## [DOCUMENT EXCERPT]
The bathroom was a lot of fun!  I used fake blood to write on the mirror (it dried REALLY dark-wouldn't use it again) and Levi's boss loaned us this huge fake spider he owned.  Levi hung it over the shower rod to spook unsuspecting guests!  

*Not Pictured: Little cauldrons of dry ice going in the bathroom-giving a nice bubbling noise and fog.

Wednesday, November 13, 2013

Harry Potter Party: How to making a Sorting Hat

 Each time I have a dinner party I have a list of things I need to do for it.  The list inevitably becomes very long-so then it gets prioritized into 'Mandatory' and 'If I have time'.  I'm sure I'm not the only one who does this, but I will say-I often am accused of trying to do too much....I may be related to Clark Griswald.  

The Sorting Hat was on the more ambitious list-so I was happy to discover I had time to make it!  And like many of my decorations for this party-it came together organically.  For the photos I used a flash-but in the darker lighting-the shadows of all the creases on the hat were incredible! 

  •  1 1/2 yard brown microfiber cloth
  • pillow stuffing
  • pipe cleaners (about 4-5)
  • hot glue gun
  • large cake round

The Base is made with a small cardboard witches hat I got for $2 at Michael's.  I glued pipe cleaners to the inside of the material to make his eyebrows.  I formed them as closely to the original as I could-then glued them to the base itself.  

The mouth was made in a similar fashion as the eyebrows.  

After the eyebrows and mouth were glued to the base-I glued the cake-round to the bottom of the witches hat to better fill out the bottom.  I didn't intend to have this hat be worn, but I feel if you're wanting to make one for that purpose-I would just use a plain witches hat for the base.  For this particular party-I was going for cost effective!  

The face was the hardest part to make because he has such a detailed scowl!  I recommend taking the most time with the face.  Once you have that just right-then use the stuffing and hot glue to get the shaping and the fabric just right.  In close-up of the original sorting hat-there are lots of seams, scratches and stitches-making this project a lot of glue-n-stick!   He's perfect in his imperfection! 

Tuesday, November 12, 2013

Harry Potter Party: How to make Howlers

I was slightly intimidated by the idea of making these at first.  There seemed to be a lot of steps and after reviewing some tutorials-I felt as though some made these much more complicated than they needed to be!  Some tutorials had the Howlers get painted, some had them fold completely up and others had so many steps-I was lost half way through!

## [ACTIVITY LIST]
1. In the Harry Potter party blog excerpt, what was glued to the bottom of the witches hat to fill it out?
2. Pick up the Harry Potter party blog excerpt right after its final sentence and continue it.

## [ENTRIES SHOWN]
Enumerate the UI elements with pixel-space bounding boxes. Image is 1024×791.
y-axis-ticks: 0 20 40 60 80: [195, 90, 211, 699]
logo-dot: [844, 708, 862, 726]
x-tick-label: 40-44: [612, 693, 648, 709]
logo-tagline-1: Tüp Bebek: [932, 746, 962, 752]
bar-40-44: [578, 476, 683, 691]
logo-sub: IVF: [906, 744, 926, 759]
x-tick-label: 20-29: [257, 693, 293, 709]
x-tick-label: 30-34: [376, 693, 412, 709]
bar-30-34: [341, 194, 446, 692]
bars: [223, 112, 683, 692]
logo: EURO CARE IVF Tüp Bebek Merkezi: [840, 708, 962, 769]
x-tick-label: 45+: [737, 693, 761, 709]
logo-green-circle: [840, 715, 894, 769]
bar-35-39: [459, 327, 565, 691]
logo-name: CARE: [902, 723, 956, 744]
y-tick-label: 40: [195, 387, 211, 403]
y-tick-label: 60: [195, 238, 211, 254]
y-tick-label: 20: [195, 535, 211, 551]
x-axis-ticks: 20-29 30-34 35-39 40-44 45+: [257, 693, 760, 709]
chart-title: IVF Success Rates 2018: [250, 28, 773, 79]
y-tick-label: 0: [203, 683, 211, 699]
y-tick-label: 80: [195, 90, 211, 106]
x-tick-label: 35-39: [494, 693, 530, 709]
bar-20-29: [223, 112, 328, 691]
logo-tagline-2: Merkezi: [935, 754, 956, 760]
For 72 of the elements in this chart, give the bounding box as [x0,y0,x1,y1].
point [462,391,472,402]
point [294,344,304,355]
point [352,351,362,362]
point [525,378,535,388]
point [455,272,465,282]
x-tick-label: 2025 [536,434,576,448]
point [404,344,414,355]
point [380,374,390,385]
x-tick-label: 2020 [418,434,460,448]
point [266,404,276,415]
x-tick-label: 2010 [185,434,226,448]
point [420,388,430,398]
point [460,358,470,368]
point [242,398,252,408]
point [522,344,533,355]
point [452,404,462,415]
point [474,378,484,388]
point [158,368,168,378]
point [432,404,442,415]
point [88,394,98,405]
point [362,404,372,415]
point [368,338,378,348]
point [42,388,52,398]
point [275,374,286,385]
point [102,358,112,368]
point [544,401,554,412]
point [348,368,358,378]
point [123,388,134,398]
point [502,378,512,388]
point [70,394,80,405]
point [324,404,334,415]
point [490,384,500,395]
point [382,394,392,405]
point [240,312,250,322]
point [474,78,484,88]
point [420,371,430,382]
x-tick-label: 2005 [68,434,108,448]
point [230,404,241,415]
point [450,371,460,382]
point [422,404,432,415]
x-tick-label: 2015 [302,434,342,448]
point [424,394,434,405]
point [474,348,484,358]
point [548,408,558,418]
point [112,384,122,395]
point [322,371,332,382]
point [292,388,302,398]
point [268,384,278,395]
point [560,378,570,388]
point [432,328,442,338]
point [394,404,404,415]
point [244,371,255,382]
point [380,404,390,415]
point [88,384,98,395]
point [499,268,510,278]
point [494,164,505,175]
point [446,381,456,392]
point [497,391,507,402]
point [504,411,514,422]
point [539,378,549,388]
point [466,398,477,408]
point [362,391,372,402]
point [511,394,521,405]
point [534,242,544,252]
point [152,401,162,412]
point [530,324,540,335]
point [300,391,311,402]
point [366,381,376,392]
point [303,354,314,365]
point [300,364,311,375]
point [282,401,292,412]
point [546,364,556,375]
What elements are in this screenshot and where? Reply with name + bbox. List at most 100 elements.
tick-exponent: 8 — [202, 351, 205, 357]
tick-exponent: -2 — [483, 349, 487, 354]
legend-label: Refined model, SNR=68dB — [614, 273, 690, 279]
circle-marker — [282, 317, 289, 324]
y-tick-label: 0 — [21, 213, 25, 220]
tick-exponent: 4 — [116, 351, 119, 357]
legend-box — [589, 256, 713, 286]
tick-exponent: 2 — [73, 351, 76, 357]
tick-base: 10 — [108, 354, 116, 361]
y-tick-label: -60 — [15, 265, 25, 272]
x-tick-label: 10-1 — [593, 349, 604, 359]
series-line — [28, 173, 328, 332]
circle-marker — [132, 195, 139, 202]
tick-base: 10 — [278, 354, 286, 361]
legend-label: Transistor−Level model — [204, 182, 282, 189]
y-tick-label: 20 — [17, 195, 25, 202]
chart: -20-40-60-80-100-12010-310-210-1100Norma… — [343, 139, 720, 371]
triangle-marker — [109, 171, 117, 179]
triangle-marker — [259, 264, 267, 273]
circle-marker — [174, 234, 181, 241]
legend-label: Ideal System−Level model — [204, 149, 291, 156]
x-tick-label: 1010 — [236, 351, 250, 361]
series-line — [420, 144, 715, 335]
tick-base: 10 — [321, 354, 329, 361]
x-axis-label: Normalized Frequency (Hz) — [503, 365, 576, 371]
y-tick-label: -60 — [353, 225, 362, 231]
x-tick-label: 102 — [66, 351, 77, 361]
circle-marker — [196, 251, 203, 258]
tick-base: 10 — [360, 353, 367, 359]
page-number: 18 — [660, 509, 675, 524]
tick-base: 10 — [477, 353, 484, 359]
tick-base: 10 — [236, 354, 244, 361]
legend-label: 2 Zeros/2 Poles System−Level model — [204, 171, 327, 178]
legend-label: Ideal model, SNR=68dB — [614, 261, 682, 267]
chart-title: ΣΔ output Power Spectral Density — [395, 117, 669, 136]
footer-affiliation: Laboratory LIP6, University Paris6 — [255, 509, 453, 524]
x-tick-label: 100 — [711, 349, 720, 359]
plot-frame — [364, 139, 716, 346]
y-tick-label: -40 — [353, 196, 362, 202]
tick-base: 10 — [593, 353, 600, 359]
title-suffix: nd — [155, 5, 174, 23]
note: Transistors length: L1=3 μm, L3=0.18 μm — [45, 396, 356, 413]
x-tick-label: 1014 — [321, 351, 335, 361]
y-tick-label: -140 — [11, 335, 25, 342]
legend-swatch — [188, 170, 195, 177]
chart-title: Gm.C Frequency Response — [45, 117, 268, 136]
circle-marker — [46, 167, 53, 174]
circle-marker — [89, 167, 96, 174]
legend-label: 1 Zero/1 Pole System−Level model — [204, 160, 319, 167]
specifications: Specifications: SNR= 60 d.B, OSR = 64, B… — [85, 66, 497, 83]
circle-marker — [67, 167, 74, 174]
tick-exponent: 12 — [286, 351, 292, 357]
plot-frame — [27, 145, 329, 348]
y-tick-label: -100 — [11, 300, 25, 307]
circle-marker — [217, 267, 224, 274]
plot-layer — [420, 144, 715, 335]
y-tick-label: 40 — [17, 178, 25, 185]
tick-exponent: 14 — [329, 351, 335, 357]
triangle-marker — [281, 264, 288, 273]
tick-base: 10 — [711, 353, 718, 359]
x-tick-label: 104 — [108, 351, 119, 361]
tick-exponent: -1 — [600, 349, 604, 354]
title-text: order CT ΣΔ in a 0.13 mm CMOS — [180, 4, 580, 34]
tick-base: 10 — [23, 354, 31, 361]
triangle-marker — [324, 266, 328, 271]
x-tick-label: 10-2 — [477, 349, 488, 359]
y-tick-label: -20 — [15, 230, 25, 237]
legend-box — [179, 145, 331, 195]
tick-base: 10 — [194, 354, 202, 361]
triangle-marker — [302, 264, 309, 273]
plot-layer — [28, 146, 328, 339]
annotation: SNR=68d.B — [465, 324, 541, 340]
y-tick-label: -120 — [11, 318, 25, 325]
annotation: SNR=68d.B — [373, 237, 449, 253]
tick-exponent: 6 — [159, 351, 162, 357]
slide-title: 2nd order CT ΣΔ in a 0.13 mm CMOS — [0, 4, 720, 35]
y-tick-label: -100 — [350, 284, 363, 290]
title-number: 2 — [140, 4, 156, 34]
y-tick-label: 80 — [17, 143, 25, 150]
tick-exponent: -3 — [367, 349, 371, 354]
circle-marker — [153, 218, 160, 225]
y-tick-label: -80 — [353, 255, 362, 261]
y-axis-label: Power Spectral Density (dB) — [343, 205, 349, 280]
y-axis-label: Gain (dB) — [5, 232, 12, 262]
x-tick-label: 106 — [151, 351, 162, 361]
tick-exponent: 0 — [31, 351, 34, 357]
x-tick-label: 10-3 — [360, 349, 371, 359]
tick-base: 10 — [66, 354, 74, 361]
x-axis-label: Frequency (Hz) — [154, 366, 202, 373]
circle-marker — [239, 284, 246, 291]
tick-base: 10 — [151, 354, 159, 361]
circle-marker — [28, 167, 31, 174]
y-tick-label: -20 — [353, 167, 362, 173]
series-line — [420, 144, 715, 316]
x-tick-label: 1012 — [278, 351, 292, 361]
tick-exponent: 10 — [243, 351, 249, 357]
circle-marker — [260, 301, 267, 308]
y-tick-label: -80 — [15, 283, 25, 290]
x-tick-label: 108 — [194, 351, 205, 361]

## [ANSWERS FOR THIS EXERCISE]
1. A large cake round.

2.
I just wanted a simple and effective decoration-so I took a standard piece of printer paper to try and tinker with a design and Voilà! Much easier than I thought it would be!

1. Red cardstock (or construction paper)
2. Plain white printer paper
3. Scissors
4. Glue stick

Step 1:  Take your red piece of cardstock and lay on the table long ways.

Step 2: Take bottom two corners and bring together to the center of the paper.  Crease the edges to make a point.  This will be the bottom of your Howler's mouth.

Step 3: Fold each side of the paper longways to the center of sheet and crease the edges.


Step 4: Fold paper long ways into thirds (this does not have to be perfect).

Step 5: Use your fingers to curl up the edges of the squared flap.

Step 6: Take white paper and cut into 2 inch strips (horizontally).
Step 7: Fold strips in half, longways and make rough cuts (to form jagged teeth) down one half.  Apply glue to other half and place on the inside edges of your howler.
Step 8: Take another 2 inch strip of white paper and apply glue to either end.  Then place glued ends behind each set of teeth.  
Step 9: For Tongue, take an extra piece of red paper, cut into thin strips (3/4 of an inch) and curl one end around a pen.  Glue the opposite end to the inside of the bottom row of teeth and shape with your fingers.

OPTIONAL STEP: I used my Howlers for my menus.  I used Microsoft Word to write out my menu with Harry Potter Font and formatted the paper into 4 columns (as to not waste paper).  Cut the menus to size and glued in!  Easy!  

Additional Note: Some Holwers are designed to fold-these are not.  I didn't need them to fold up and Im thrilled with the results!  They were the easiest and most fun decoration to make!